**DIRECTIVE:**
Please answer from the article on Teamwork's Data Lake:
1. How long has Teamwork been around?
2. Which third-party sources does it list as the most important ones?
3. About how many rows did the spreadsheet in the demo contain?

Prophecy: Teamwork’s Data Lake

You need a Data Lake.

The Context

Teamwork has been around for more than 10 years. Starting out as a project management and work collaboration platform and later expanding into other areas, such as help-desk, chat, document management and CRM software. As the company has grown and evolved, data has grown, changed, expanded, diversified, fragmented, then changed again. Analytics in this landscape are not for the faint of heart.

The Problem

The issue at the base of the decision to start re-evaluating our analytics approach, at Teamwork, was because we have way too many data sources to make sense of all the data we collect. Much of the data ends up being “dark”, underutilized, unleveraged. We have multiple databases shards, for each product, along with platform databases containing global customer information; and then we have 3rd parties such as Stripe, Marketo, Chart Mogul and Google Analytics to name the most important ones. We realized that making a connection between sales leads in Marketo, their usage of our products (GA and our DBs) and their revenue (our DBs, Stripe, Chart Mogul) was impossible. Well, it was possible, but incredibly painful and poorly automated, making it slow and error prone.

And by addressing this problem we are getting a large number of benefits back, practically for free.

You need Analytics

Let’s cut to the chase: you need analytics. No matter how big or small your business or enterprise is, you need analytics to take more informed business decisions. I do not doubt there are individuals with great gut-driven decision-making skills, but by and large, it’s better if you look at data to make decisions. That’s why you need a Data Lake. It could be a really small lake, it could be a pond or a puddle. But you need it for better decision making.

Data Lakes, Big Data and other buzzwords

Let’s clear the air on a couple of misconceptions. The terms “Big Data” and “Data Lake” absolutely scream of corporate, of enterprise, of governance, compliance, regulations and everything else that any passionate engineer out there probably wants to stay well away from. At least I do. Big Data does not mean “so much data your puny mind cannot possibly fathom” and Data Lake does not mean “so much unstructured data your unfathomable-Big-Data puny mind cannot possibly comprehend”. Yes, volume is one aspect of it, and variety is another (for the lovers of the 3/5/7 Vs of Big Data) but to me, Big Data Engineering is the enabler of Analytics, the size of the data in my mind has very little to do with it. The variety and velocity much more. But really if you find yourself with 1 database table, a bunch of CSV, XML and JSON files and some server logs you’re already knee deep into a big data situation not matter how little your data set is. And the most effective way to analyze all of the above is through classic Big Data Engineering tools / methodologies. To explain this concept further I did a demo for our folks at Teamwork in which I analysed a spreadsheet that only contained about 22k rows of information utilising a (Big) Data processing pipeline.

**SUPPLIED DATA:**

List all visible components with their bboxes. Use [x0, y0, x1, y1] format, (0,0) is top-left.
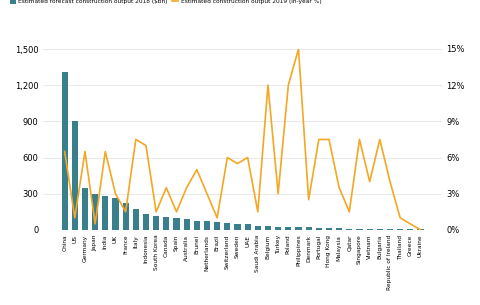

**SOLUTION TO THIS PROBLEM:**
1. More than 10 years.
2. Stripe, Marketo, Chart Mogul and Google Analytics.
3. About 22k rows.